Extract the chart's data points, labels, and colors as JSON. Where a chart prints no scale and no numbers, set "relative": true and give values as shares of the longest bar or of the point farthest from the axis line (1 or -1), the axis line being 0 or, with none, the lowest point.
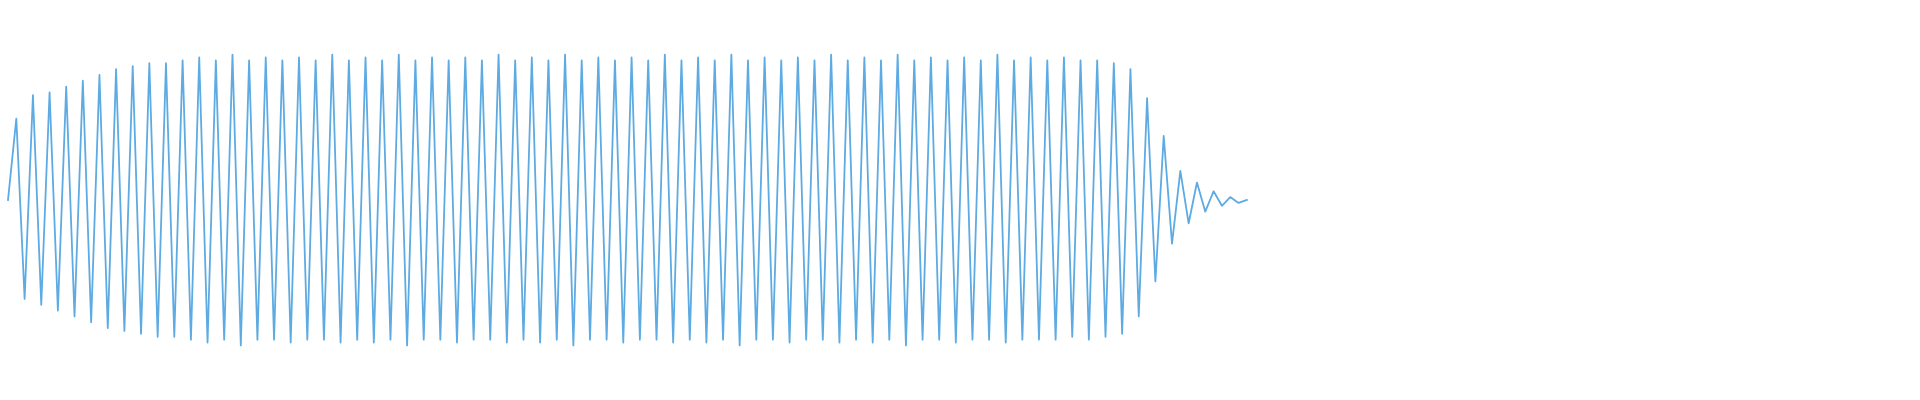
{
  "chart_data": {
    "type": "line",
    "relative": true,
    "color": "#5dabe2",
    "line_style": "solid",
    "marker": "none",
    "categories": [
      null,
      null,
      null,
      null,
      null,
      null,
      null,
      null,
      null,
      null,
      null,
      null,
      null,
      null,
      null,
      null,
      null,
      null,
      null,
      null,
      null,
      null,
      null,
      null,
      null,
      null,
      null,
      null,
      null,
      null,
      null,
      null,
      null,
      null,
      null,
      null,
      null,
      null,
      null,
      null,
      null,
      null,
      null,
      null,
      null,
      null,
      null,
      null,
      null,
      null,
      null,
      null,
      null,
      null,
      null,
      null,
      null,
      null,
      null,
      null,
      null,
      null,
      null,
      null,
      null,
      null,
      null,
      null,
      null,
      null,
      null,
      null,
      null,
      null,
      null,
      null,
      null,
      null,
      null,
      null,
      null,
      null,
      null,
      null,
      null,
      null,
      null,
      null,
      null,
      null,
      null,
      null,
      null,
      null,
      null,
      null,
      null,
      null,
      null,
      null,
      null,
      null,
      null,
      null,
      null,
      null,
      null,
      null,
      null,
      null,
      null,
      null,
      null,
      null,
      null,
      null,
      null,
      null,
      null,
      null,
      null,
      null,
      null,
      null,
      null,
      null,
      null,
      null,
      null,
      null,
      null,
      null,
      null,
      null,
      null,
      null,
      null,
      null,
      null,
      null,
      null,
      null,
      null,
      null,
      null,
      null,
      null,
      null,
      null,
      null,
      null,
      null,
      null,
      null,
      null,
      null,
      null,
      null,
      null,
      null,
      null,
      null,
      null,
      null,
      null,
      null,
      null,
      null,
      null,
      null,
      null,
      null,
      null,
      null,
      null,
      null,
      null,
      null,
      null,
      null,
      null,
      null,
      null,
      null,
      null,
      null,
      null,
      null,
      null,
      null,
      null,
      null,
      null,
      null,
      null,
      null,
      null,
      null,
      null,
      null,
      null,
      null,
      null,
      null,
      null,
      null,
      null,
      null,
      null,
      null,
      null,
      null,
      null,
      null,
      null,
      null,
      null,
      null,
      null,
      null,
      null,
      null,
      null,
      null,
      null,
      null,
      null,
      null,
      null,
      null
    ],
    "values": [
      0.5,
      0.78,
      0.16,
      0.86,
      0.14,
      0.87,
      0.12,
      0.89,
      0.1,
      0.91,
      0.08,
      0.93,
      0.06,
      0.95,
      0.05,
      0.96,
      0.04,
      0.97,
      0.03,
      0.97,
      0.03,
      0.98,
      0.02,
      0.99,
      0.01,
      0.98,
      0.02,
      1,
      0,
      0.98,
      0.02,
      0.99,
      0.02,
      0.98,
      0.01,
      0.99,
      0.02,
      0.98,
      0.02,
      1,
      0.01,
      0.98,
      0.02,
      0.99,
      0.01,
      0.98,
      0.02,
      1,
      0,
      0.98,
      0.02,
      0.99,
      0.02,
      0.98,
      0.01,
      0.99,
      0.02,
      0.98,
      0.02,
      1,
      0.01,
      0.98,
      0.02,
      0.99,
      0.01,
      0.98,
      0.02,
      1,
      0,
      0.98,
      0.02,
      0.99,
      0.02,
      0.98,
      0.01,
      0.99,
      0.02,
      0.98,
      0.02,
      1,
      0.01,
      0.98,
      0.02,
      0.99,
      0.01,
      0.98,
      0.02,
      1,
      0,
      0.98,
      0.02,
      0.99,
      0.02,
      0.98,
      0.01,
      0.99,
      0.02,
      0.98,
      0.02,
      1,
      0.01,
      0.98,
      0.02,
      0.99,
      0.01,
      0.98,
      0.02,
      1,
      0,
      0.98,
      0.02,
      0.99,
      0.02,
      0.98,
      0.01,
      0.99,
      0.02,
      0.98,
      0.02,
      1,
      0.01,
      0.98,
      0.02,
      0.99,
      0.02,
      0.98,
      0.02,
      0.99,
      0.03,
      0.98,
      0.02,
      0.98,
      0.03,
      0.97,
      0.04,
      0.95,
      0.1,
      0.85,
      0.22,
      0.72,
      0.35,
      0.6,
      0.42,
      0.56,
      0.46,
      0.53,
      0.48,
      0.51,
      0.49,
      0.5,
      null,
      null,
      null,
      null,
      null,
      null,
      null,
      null,
      null,
      null,
      null,
      null,
      null,
      null,
      null,
      null,
      null,
      null,
      null,
      null,
      null,
      null,
      null,
      null,
      null,
      null,
      null,
      null,
      null,
      null,
      null,
      null,
      null,
      null,
      null,
      null,
      null,
      null,
      null,
      null,
      null,
      null,
      null,
      null,
      null,
      null,
      null,
      null,
      null,
      null,
      null,
      null,
      null,
      null,
      null,
      null,
      null,
      null,
      null,
      null,
      null,
      null,
      null,
      null,
      null,
      null,
      null,
      null,
      null,
      null,
      null,
      null,
      null,
      null,
      null,
      null,
      null,
      null,
      null,
      null
    ]
  }
}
::::
- Aim -
The pictures should not be reproduced; quote all of the other material exactly.

- Written solution -
Extract the chart's data points, labels, and colors as JSON. Where a chart prints no scale and no numbers, set "relative": true and give values as shares of the longest bar or of the point farthest from the axis line (1 or -1), the axis line being 0 or, with none, the lowest point.
{
  "chart_data": {
    "type": "line",
    "relative": true,
    "color": "#5dabe2",
    "line_style": "solid",
    "marker": "none",
    "categories": [
      null,
      null,
      null,
      null,
      null,
      null,
      null,
      null,
      null,
      null,
      null,
      null,
      null,
      null,
      null,
      null,
      null,
      null,
      null,
      null,
      null,
      null,
      null,
      null,
      null,
      null,
      null,
      null,
      null,
      null,
      null,
      null,
      null,
      null,
      null,
      null,
      null,
      null,
      null,
      null,
      null,
      null,
      null,
      null,
      null,
      null,
      null,
      null,
      null,
      null,
      null,
      null,
      null,
      null,
      null,
      null,
      null,
      null,
      null,
      null,
      null,
      null,
      null,
      null,
      null,
      null,
      null,
      null,
      null,
      null,
      null,
      null,
      null,
      null,
      null,
      null,
      null,
      null,
      null,
      null,
      null,
      null,
      null,
      null,
      null,
      null,
      null,
      null,
      null,
      null,
      null,
      null,
      null,
      null,
      null,
      null,
      null,
      null,
      null,
      null,
      null,
      null,
      null,
      null,
      null,
      null,
      null,
      null,
      null,
      null,
      null,
      null,
      null,
      null,
      null,
      null,
      null,
      null,
      null,
      null,
      null,
      null,
      null,
      null,
      null,
      null,
      null,
      null,
      null,
      null,
      null,
      null,
      null,
      null,
      null,
      null,
      null,
      null,
      null,
      null,
      null,
      null,
      null,
      null,
      null,
      null,
      null,
      null,
      null,
      null,
      null,
      null,
      null,
      null,
      null,
      null,
      null,
      null,
      null,
      null,
      null,
      null,
      null,
      null,
      null,
      null,
      null,
      null,
      null,
      null,
      null,
      null,
      null,
      null,
      null,
      null,
      null,
      null,
      null,
      null,
      null,
      null,
      null,
      null,
      null,
      null,
      null,
      null,
      null,
      null,
      null,
      null,
      null,
      null,
      null,
      null,
      null,
      null,
      null,
      null,
      null,
      null,
      null,
      null,
      null,
      null,
      null,
      null,
      null,
      null,
      null,
      null,
      null,
      null,
      null,
      null,
      null,
      null,
      null,
      null,
      null,
      null,
      null,
      null,
      null,
      null,
      null,
      null,
      null,
      null
    ],
    "values": [
      0.5,
      0.78,
      0.16,
      0.86,
      0.14,
      0.87,
      0.12,
      0.89,
      0.1,
      0.91,
      0.08,
      0.93,
      0.06,
      0.95,
      0.05,
      0.96,
      0.04,
      0.97,
      0.03,
      0.97,
      0.03,
      0.98,
      0.02,
      0.99,
      0.01,
      0.98,
      0.02,
      1,
      0,
      0.98,
      0.02,
      0.99,
      0.02,
      0.98,
      0.01,
      0.99,
      0.02,
      0.98,
      0.02,
      1,
      0.01,
      0.98,
      0.02,
      0.99,
      0.01,
      0.98,
      0.02,
      1,
      0,
      0.98,
      0.02,
      0.99,
      0.02,
      0.98,
      0.01,
      0.99,
      0.02,
      0.98,
      0.02,
      1,
      0.01,
      0.98,
      0.02,
      0.99,
      0.01,
      0.98,
      0.02,
      1,
      0,
      0.98,
      0.02,
      0.99,
      0.02,
      0.98,
      0.01,
      0.99,
      0.02,
      0.98,
      0.02,
      1,
      0.01,
      0.98,
      0.02,
      0.99,
      0.01,
      0.98,
      0.02,
      1,
      0,
      0.98,
      0.02,
      0.99,
      0.02,
      0.98,
      0.01,
      0.99,
      0.02,
      0.98,
      0.02,
      1,
      0.01,
      0.98,
      0.02,
      0.99,
      0.01,
      0.98,
      0.02,
      1,
      0,
      0.98,
      0.02,
      0.99,
      0.02,
      0.98,
      0.01,
      0.99,
      0.02,
      0.98,
      0.02,
      1,
      0.01,
      0.98,
      0.02,
      0.99,
      0.02,
      0.98,
      0.02,
      0.99,
      0.03,
      0.98,
      0.02,
      0.98,
      0.03,
      0.97,
      0.04,
      0.95,
      0.1,
      0.85,
      0.22,
      0.72,
      0.35,
      0.6,
      0.42,
      0.56,
      0.46,
      0.53,
      0.48,
      0.51,
      0.49,
      0.5,
      null,
      null,
      null,
      null,
      null,
      null,
      null,
      null,
      null,
      null,
      null,
      null,
      null,
      null,
      null,
      null,
      null,
      null,
      null,
      null,
      null,
      null,
      null,
      null,
      null,
      null,
      null,
      null,
      null,
      null,
      null,
      null,
      null,
      null,
      null,
      null,
      null,
      null,
      null,
      null,
      null,
      null,
      null,
      null,
      null,
      null,
      null,
      null,
      null,
      null,
      null,
      null,
      null,
      null,
      null,
      null,
      null,
      null,
      null,
      null,
      null,
      null,
      null,
      null,
      null,
      null,
      null,
      null,
      null,
      null,
      null,
      null,
      null,
      null,
      null,
      null,
      null,
      null,
      null,
      null
    ]
  }
}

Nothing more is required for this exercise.